Listed records:
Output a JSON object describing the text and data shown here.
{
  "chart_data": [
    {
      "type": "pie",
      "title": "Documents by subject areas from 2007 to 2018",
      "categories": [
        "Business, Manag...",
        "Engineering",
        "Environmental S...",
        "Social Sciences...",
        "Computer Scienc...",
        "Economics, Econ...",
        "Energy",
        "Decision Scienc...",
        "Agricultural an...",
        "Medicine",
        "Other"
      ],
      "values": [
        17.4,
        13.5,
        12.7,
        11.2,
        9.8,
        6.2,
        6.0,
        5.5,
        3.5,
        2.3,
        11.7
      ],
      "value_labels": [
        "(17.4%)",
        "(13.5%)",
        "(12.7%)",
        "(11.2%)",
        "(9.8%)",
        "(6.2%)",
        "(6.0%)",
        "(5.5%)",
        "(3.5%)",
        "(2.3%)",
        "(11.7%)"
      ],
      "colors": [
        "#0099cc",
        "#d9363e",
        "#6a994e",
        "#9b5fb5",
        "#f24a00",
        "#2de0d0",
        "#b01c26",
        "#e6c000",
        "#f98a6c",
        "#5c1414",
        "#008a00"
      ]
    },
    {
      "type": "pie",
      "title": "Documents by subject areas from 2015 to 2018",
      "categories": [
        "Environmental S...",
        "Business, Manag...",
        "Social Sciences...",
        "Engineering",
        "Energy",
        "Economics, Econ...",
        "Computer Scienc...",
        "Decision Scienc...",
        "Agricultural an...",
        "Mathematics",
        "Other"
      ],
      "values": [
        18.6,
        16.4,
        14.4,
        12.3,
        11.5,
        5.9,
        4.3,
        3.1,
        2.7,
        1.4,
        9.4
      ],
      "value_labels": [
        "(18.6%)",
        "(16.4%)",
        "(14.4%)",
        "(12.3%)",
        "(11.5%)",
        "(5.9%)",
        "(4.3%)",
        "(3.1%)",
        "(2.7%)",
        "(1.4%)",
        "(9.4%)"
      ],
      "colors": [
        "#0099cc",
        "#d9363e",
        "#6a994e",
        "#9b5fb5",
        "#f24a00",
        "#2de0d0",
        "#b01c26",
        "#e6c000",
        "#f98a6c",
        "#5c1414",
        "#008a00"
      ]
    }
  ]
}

Task statement: The records above must be repeated exactly, every one of them.

Result for this exercise:
Output a JSON object describing the text and data shown here.
{
  "chart_data": [
    {
      "type": "pie",
      "title": "Documents by subject areas from 2007 to 2018",
      "categories": [
        "Business, Manag...",
        "Engineering",
        "Environmental S...",
        "Social Sciences...",
        "Computer Scienc...",
        "Economics, Econ...",
        "Energy",
        "Decision Scienc...",
        "Agricultural an...",
        "Medicine",
        "Other"
      ],
      "values": [
        17.4,
        13.5,
        12.7,
        11.2,
        9.8,
        6.2,
        6.0,
        5.5,
        3.5,
        2.3,
        11.7
      ],
      "value_labels": [
        "(17.4%)",
        "(13.5%)",
        "(12.7%)",
        "(11.2%)",
        "(9.8%)",
        "(6.2%)",
        "(6.0%)",
        "(5.5%)",
        "(3.5%)",
        "(2.3%)",
        "(11.7%)"
      ],
      "colors": [
        "#0099cc",
        "#d9363e",
        "#6a994e",
        "#9b5fb5",
        "#f24a00",
        "#2de0d0",
        "#b01c26",
        "#e6c000",
        "#f98a6c",
        "#5c1414",
        "#008a00"
      ]
    },
    {
      "type": "pie",
      "title": "Documents by subject areas from 2015 to 2018",
      "categories": [
        "Environmental S...",
        "Business, Manag...",
        "Social Sciences...",
        "Engineering",
        "Energy",
        "Economics, Econ...",
        "Computer Scienc...",
        "Decision Scienc...",
        "Agricultural an...",
        "Mathematics",
        "Other"
      ],
      "values": [
        18.6,
        16.4,
        14.4,
        12.3,
        11.5,
        5.9,
        4.3,
        3.1,
        2.7,
        1.4,
        9.4
      ],
      "value_labels": [
        "(18.6%)",
        "(16.4%)",
        "(14.4%)",
        "(12.3%)",
        "(11.5%)",
        "(5.9%)",
        "(4.3%)",
        "(3.1%)",
        "(2.7%)",
        "(1.4%)",
        "(9.4%)"
      ],
      "colors": [
        "#0099cc",
        "#d9363e",
        "#6a994e",
        "#9b5fb5",
        "#f24a00",
        "#2de0d0",
        "#b01c26",
        "#e6c000",
        "#f98a6c",
        "#5c1414",
        "#008a00"
      ]
    }
  ]
}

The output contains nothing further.